[Data records]
--- BEGIN ---

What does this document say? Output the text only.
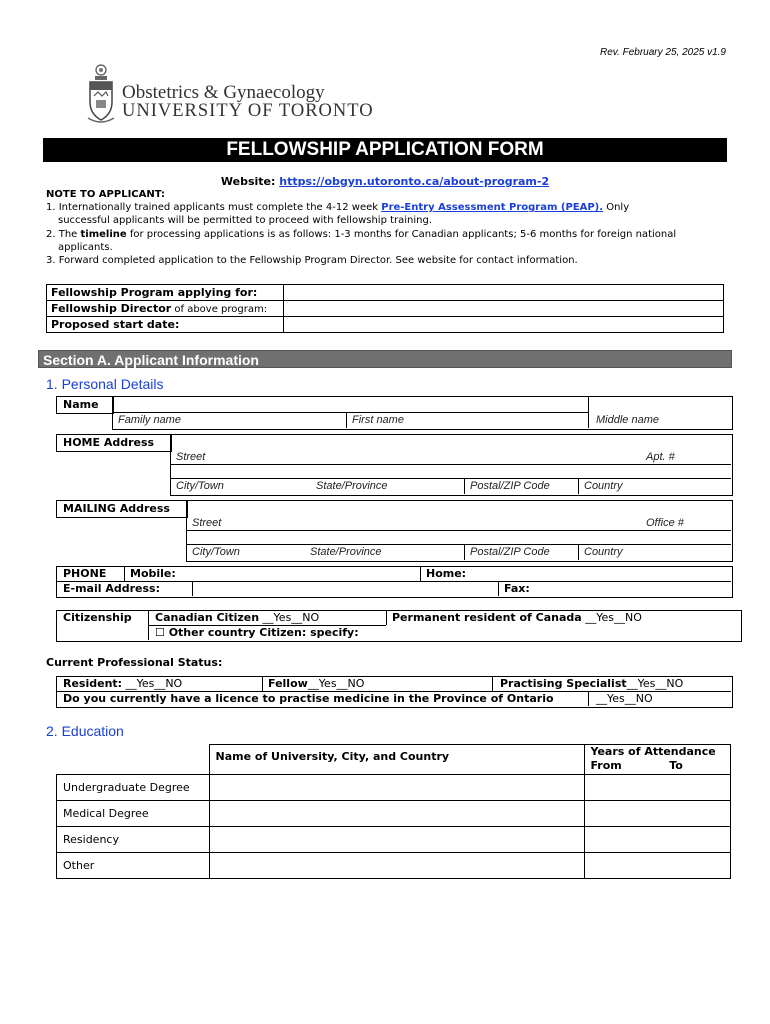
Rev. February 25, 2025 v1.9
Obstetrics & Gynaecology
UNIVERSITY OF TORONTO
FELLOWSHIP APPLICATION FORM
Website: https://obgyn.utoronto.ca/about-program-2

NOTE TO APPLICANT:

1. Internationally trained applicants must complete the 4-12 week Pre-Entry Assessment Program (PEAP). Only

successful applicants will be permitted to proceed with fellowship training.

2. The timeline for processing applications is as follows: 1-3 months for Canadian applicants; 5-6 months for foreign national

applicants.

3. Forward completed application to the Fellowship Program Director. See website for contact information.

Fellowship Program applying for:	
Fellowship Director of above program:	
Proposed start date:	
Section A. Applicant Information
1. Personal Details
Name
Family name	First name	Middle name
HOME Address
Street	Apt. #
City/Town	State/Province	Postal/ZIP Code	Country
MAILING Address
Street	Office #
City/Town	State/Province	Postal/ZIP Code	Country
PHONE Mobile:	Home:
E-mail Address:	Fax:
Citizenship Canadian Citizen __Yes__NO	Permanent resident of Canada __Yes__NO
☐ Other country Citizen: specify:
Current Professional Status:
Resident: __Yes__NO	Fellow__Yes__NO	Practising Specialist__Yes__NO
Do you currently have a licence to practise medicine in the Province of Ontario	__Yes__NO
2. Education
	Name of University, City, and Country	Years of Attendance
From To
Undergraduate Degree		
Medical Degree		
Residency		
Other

--- END ---

» **Objective**: Go through the records above, find every line with the word "Other", and list those lines.

» **Solution below**:
☐ Other country Citizen: specify:
Other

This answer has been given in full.